▶ **Task input**:
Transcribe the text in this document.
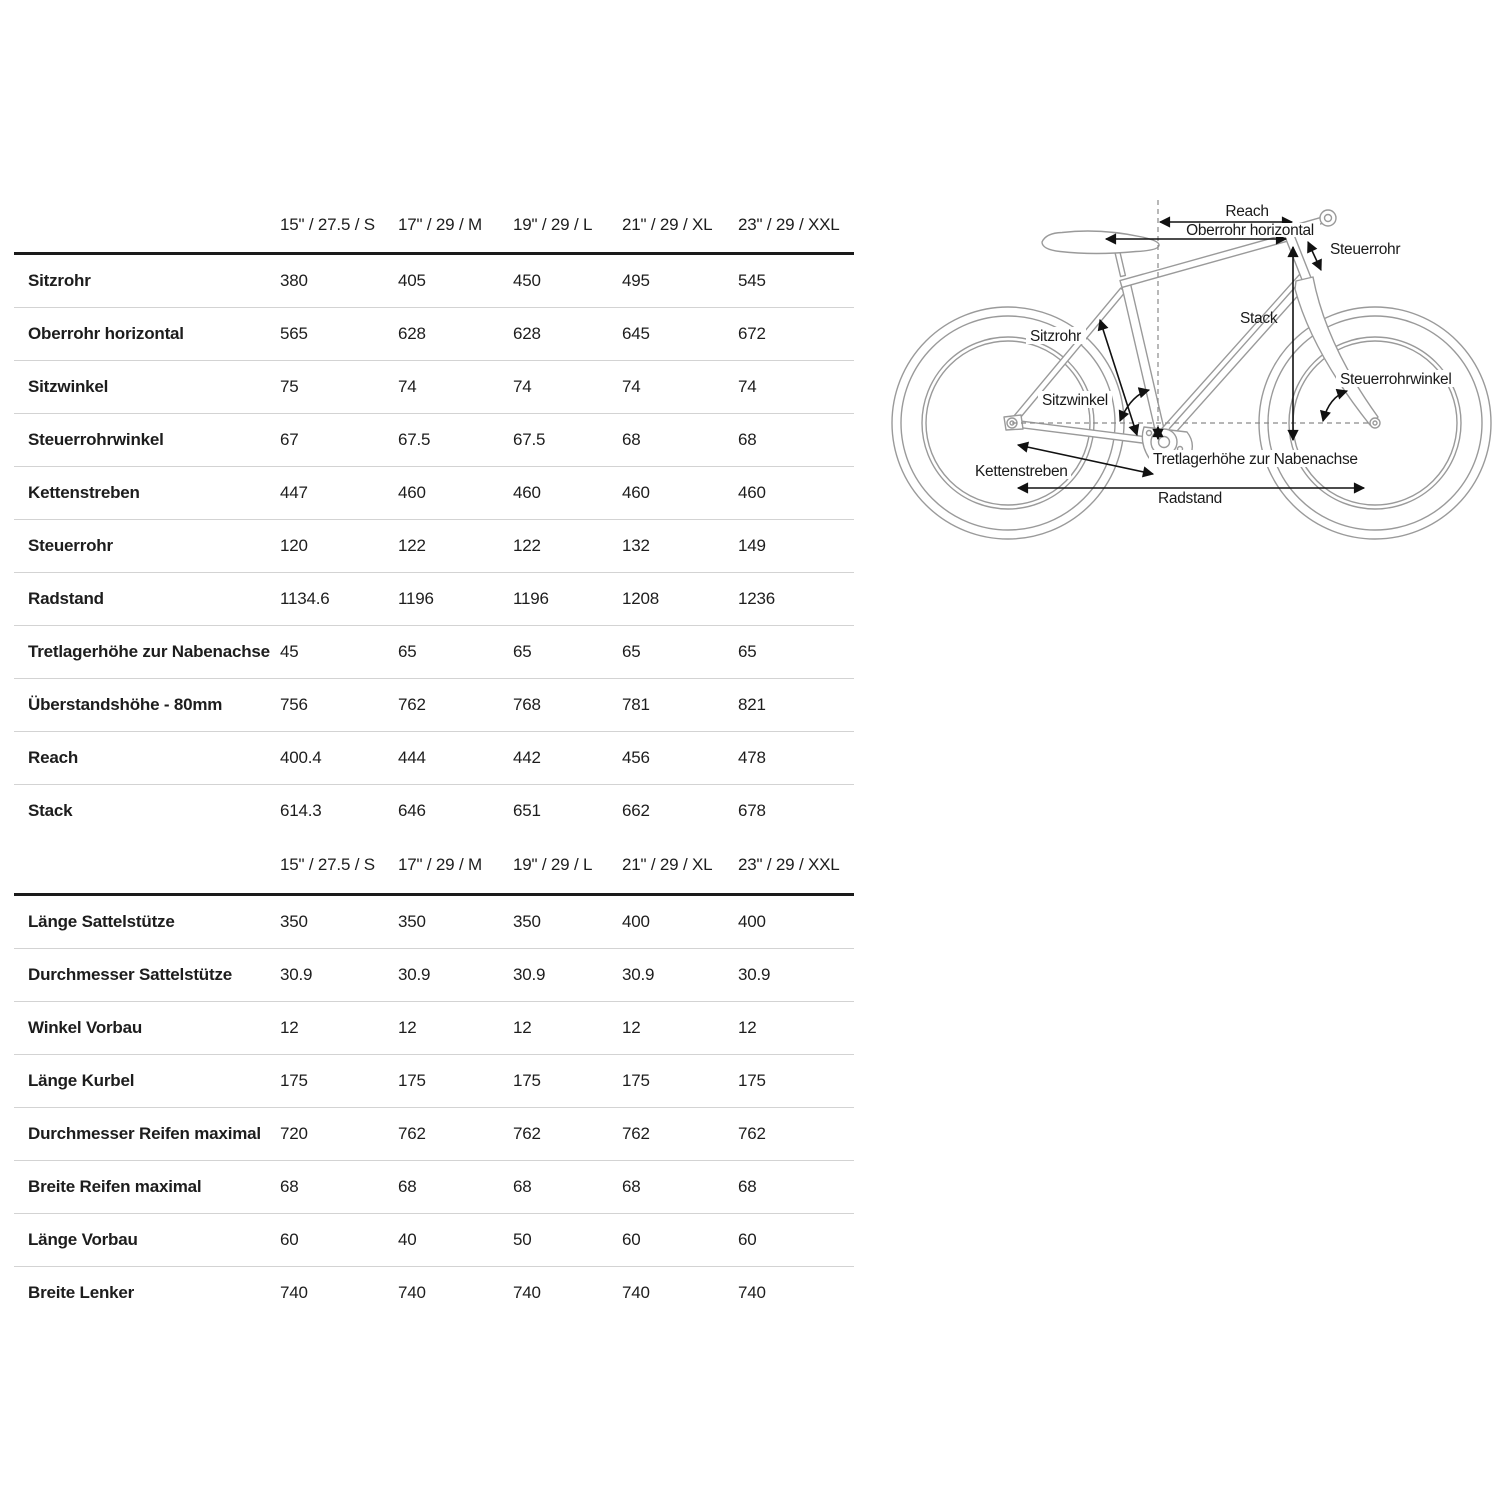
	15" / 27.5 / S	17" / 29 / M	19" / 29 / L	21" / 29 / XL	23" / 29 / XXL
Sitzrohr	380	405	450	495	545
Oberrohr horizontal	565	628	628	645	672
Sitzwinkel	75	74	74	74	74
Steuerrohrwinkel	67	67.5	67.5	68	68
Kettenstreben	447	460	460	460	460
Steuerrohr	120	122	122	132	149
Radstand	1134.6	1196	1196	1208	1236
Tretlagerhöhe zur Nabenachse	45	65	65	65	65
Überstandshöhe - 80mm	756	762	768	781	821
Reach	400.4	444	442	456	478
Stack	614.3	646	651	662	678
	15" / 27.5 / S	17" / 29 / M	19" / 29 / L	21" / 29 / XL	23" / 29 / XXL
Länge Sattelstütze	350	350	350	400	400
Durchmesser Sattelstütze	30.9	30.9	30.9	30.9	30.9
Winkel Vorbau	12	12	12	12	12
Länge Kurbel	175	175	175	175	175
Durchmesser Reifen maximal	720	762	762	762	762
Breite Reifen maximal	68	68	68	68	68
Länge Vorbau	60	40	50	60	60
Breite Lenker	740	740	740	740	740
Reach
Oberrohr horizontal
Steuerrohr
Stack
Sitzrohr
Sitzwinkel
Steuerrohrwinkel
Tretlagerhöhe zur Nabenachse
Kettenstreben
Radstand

---

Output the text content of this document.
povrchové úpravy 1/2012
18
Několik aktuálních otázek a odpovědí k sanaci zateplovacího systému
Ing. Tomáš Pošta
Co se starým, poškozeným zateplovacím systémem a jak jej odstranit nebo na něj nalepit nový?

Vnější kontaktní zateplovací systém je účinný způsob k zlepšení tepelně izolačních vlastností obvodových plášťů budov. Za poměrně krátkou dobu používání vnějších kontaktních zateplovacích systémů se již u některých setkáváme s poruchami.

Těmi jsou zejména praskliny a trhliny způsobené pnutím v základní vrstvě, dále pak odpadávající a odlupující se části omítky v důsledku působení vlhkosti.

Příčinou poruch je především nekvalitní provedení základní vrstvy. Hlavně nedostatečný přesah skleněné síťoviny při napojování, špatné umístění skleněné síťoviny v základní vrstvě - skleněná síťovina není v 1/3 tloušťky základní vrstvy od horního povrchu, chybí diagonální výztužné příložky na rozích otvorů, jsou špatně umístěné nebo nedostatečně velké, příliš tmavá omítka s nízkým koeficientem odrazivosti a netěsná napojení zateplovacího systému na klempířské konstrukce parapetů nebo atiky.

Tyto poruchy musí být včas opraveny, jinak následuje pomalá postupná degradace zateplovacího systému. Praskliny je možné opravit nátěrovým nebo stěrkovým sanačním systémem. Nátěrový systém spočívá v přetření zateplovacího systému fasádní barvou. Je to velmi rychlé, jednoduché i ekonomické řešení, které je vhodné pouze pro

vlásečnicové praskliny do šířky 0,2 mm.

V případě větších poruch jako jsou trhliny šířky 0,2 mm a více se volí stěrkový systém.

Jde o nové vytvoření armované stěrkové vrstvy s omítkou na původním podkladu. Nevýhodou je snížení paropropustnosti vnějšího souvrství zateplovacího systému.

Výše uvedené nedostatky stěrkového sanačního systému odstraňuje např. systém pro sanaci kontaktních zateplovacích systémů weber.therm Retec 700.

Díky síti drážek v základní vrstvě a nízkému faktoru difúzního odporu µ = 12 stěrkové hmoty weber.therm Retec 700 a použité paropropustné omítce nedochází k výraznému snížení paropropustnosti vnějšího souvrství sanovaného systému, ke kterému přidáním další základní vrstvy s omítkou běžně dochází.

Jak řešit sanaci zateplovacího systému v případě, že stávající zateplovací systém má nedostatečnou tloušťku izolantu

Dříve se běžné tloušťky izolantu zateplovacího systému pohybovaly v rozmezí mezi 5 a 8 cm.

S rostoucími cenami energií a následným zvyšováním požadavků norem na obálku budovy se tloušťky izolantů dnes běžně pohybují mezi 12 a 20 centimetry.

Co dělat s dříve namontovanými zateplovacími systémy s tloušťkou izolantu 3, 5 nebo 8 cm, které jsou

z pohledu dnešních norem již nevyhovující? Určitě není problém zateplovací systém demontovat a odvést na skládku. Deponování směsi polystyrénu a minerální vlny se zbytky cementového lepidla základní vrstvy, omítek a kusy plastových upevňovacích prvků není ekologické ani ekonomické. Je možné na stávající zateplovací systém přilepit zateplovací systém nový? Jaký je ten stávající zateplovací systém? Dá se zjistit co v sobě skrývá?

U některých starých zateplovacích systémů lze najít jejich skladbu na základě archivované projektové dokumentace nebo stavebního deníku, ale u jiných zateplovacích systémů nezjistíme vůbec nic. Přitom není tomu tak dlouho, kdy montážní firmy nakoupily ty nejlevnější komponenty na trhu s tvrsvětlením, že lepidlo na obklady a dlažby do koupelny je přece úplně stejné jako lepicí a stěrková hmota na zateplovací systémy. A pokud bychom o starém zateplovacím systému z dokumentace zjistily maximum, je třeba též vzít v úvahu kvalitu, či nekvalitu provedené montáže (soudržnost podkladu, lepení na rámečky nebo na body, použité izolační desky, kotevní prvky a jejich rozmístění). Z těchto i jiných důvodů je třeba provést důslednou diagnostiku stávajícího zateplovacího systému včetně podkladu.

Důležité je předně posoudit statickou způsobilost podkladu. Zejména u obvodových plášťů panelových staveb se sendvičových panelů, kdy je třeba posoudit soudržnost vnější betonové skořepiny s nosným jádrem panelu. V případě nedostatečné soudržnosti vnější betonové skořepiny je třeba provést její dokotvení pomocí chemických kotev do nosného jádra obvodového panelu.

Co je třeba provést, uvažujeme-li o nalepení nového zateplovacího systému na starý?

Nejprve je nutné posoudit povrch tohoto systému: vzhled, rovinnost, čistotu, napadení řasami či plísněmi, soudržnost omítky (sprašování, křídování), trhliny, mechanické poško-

▶ **Goal**: Show each line in the entries that holds the string "this".

▶ **Task solution**:
Transcribe the text in this document.
Output the text content of this document.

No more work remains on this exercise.